-- Start Extracted records --

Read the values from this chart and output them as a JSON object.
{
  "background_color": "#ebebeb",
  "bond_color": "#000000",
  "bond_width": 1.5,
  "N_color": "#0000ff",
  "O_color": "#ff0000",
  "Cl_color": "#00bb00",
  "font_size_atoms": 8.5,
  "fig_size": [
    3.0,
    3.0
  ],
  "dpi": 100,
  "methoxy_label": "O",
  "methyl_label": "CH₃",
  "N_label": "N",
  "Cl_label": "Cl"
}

-- End Extracted records --
-- Start Extracted records --

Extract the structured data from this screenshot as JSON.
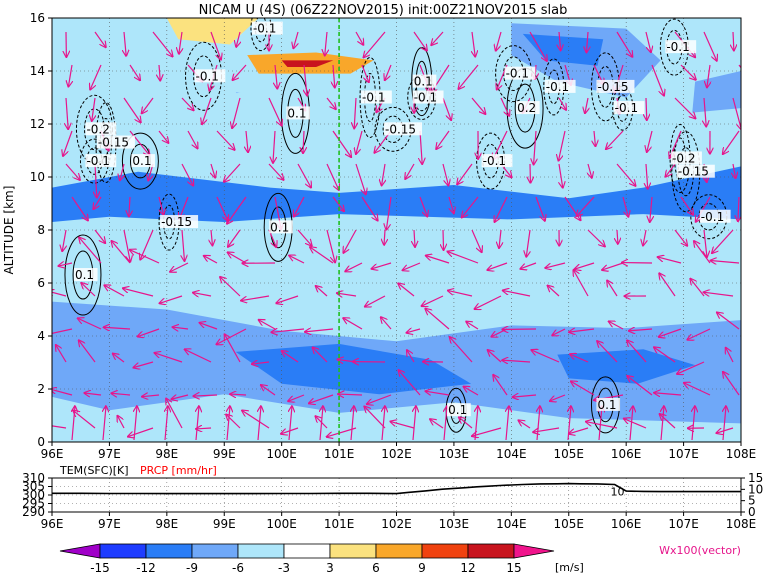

-- End Extracted records --
-- Start Extracted records --

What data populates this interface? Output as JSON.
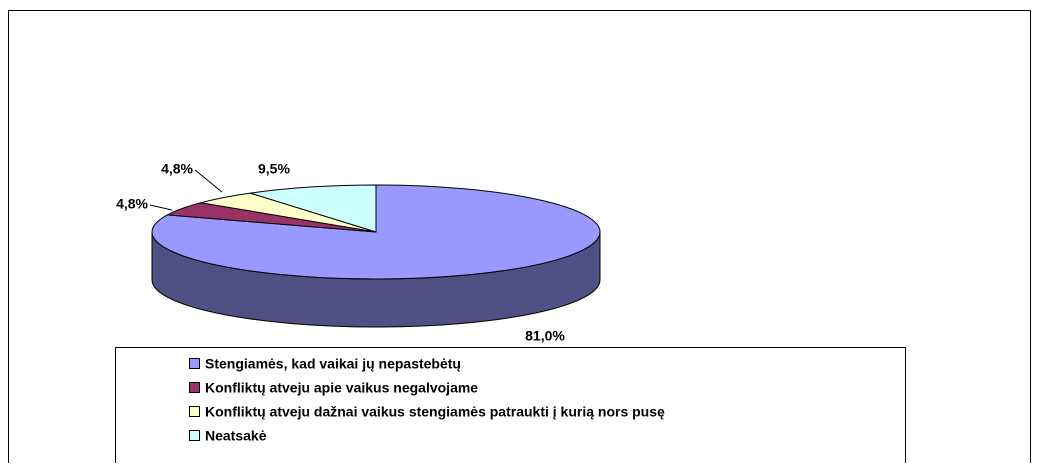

-- End Extracted records --

— Your objective —
Scan the records above for the string "data", then report every line that contains it.

— Output for this exercise —
Extract the structured data from this screenshot as JSON.
What data populates this interface? Output as JSON.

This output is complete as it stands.